■ Objective ■
Copy all entries without alteration and skip the pictures they hold.

■ Records shown ■

* begin *

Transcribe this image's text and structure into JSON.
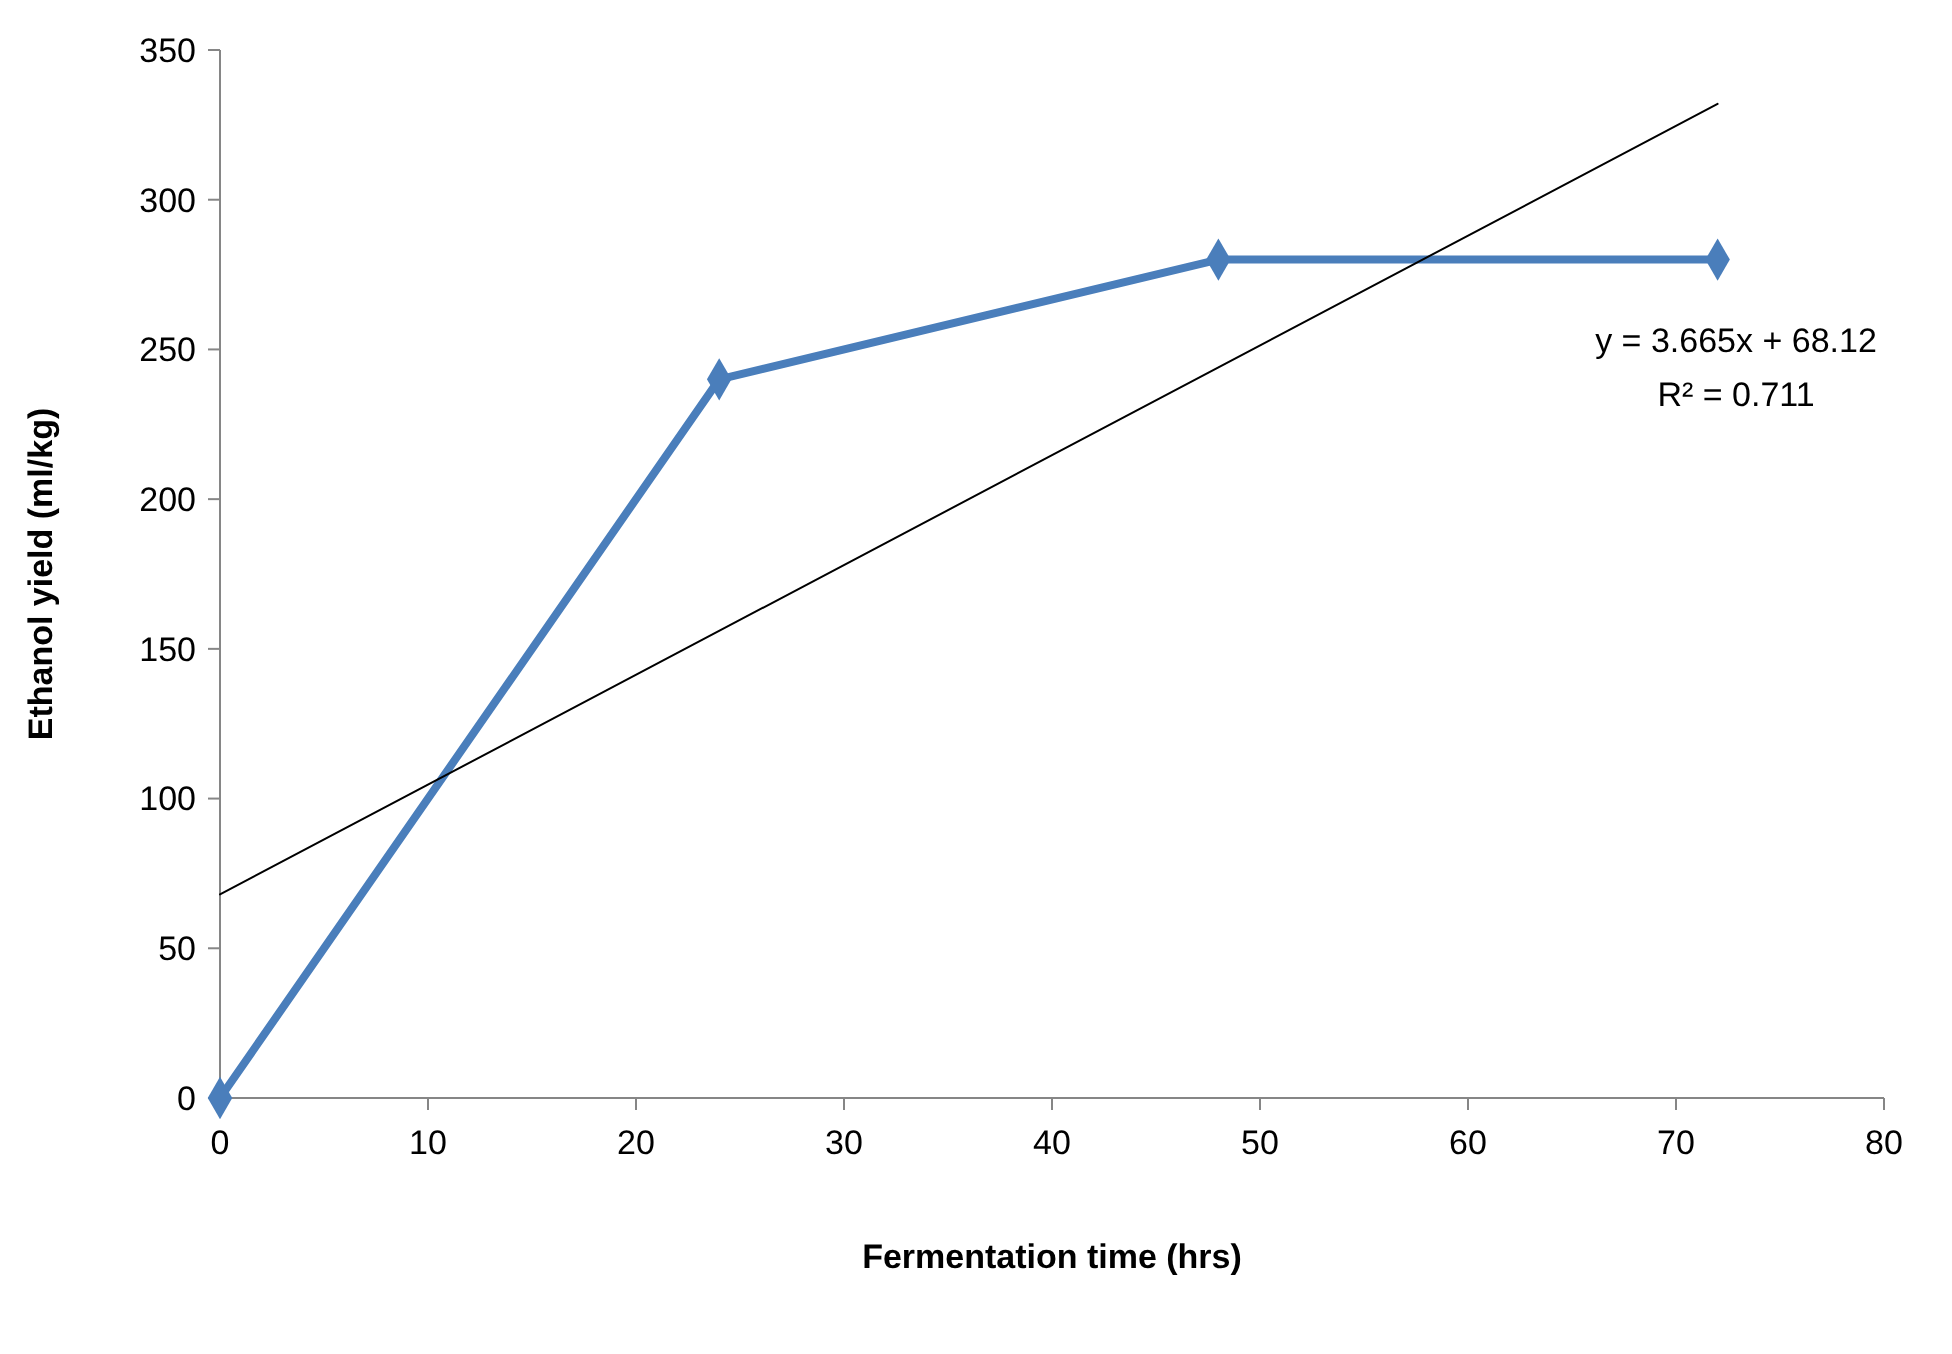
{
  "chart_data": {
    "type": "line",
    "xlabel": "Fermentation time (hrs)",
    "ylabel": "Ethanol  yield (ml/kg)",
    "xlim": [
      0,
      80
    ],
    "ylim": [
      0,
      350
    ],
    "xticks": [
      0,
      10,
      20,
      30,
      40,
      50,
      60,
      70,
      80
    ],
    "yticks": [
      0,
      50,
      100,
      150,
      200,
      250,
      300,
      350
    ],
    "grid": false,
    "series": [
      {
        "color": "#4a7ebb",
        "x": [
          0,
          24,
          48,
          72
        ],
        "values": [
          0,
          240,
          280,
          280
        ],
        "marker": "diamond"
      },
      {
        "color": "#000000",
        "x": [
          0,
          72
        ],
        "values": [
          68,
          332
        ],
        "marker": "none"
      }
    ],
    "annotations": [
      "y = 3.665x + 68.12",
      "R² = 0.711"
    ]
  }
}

* end *

■ Solution ■
Transcribe this image's text and structure into JSON.
{
  "chart_data": {
    "type": "line",
    "xlabel": "Fermentation time (hrs)",
    "ylabel": "Ethanol  yield (ml/kg)",
    "xlim": [
      0,
      80
    ],
    "ylim": [
      0,
      350
    ],
    "xticks": [
      0,
      10,
      20,
      30,
      40,
      50,
      60,
      70,
      80
    ],
    "yticks": [
      0,
      50,
      100,
      150,
      200,
      250,
      300,
      350
    ],
    "grid": false,
    "series": [
      {
        "color": "#4a7ebb",
        "x": [
          0,
          24,
          48,
          72
        ],
        "values": [
          0,
          240,
          280,
          280
        ],
        "marker": "diamond"
      },
      {
        "color": "#000000",
        "x": [
          0,
          72
        ],
        "values": [
          68,
          332
        ],
        "marker": "none"
      }
    ],
    "annotations": [
      "y = 3.665x + 68.12",
      "R² = 0.711"
    ]
  }
}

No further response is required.